:: EXERCISE ::
List all lines of the data that include the string "color".

:: Collected data ::

-- Begin --

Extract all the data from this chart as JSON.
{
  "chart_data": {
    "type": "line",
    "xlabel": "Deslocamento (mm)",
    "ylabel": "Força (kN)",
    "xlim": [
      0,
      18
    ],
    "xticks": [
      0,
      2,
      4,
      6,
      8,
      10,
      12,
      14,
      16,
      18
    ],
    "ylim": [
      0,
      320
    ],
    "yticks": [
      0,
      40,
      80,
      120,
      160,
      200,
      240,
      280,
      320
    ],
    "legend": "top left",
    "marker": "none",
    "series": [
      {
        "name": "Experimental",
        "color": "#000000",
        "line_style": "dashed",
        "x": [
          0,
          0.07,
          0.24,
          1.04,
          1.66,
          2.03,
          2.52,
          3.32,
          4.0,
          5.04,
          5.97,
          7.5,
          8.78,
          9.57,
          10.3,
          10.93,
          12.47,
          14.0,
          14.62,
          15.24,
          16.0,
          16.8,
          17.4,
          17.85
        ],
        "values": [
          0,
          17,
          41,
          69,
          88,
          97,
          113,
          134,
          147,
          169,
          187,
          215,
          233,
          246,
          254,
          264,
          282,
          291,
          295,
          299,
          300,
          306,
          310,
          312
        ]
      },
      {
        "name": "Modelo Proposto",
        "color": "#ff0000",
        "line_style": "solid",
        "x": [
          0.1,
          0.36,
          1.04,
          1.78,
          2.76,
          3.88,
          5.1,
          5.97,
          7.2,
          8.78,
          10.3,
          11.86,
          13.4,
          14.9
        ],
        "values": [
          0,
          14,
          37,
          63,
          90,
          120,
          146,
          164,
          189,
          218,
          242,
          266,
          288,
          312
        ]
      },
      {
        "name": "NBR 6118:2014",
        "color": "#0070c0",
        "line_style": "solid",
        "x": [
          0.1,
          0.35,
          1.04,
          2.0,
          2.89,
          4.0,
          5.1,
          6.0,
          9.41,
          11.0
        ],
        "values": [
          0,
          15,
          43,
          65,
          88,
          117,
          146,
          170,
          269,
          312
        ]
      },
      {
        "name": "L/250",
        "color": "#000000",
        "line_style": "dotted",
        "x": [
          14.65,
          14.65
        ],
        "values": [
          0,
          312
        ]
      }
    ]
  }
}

-- End --

:: CORRECT OUTPUT ::
        "color": "#000000",
        "color": "#ff0000",
        "color": "#0070c0",
        "color": "#000000",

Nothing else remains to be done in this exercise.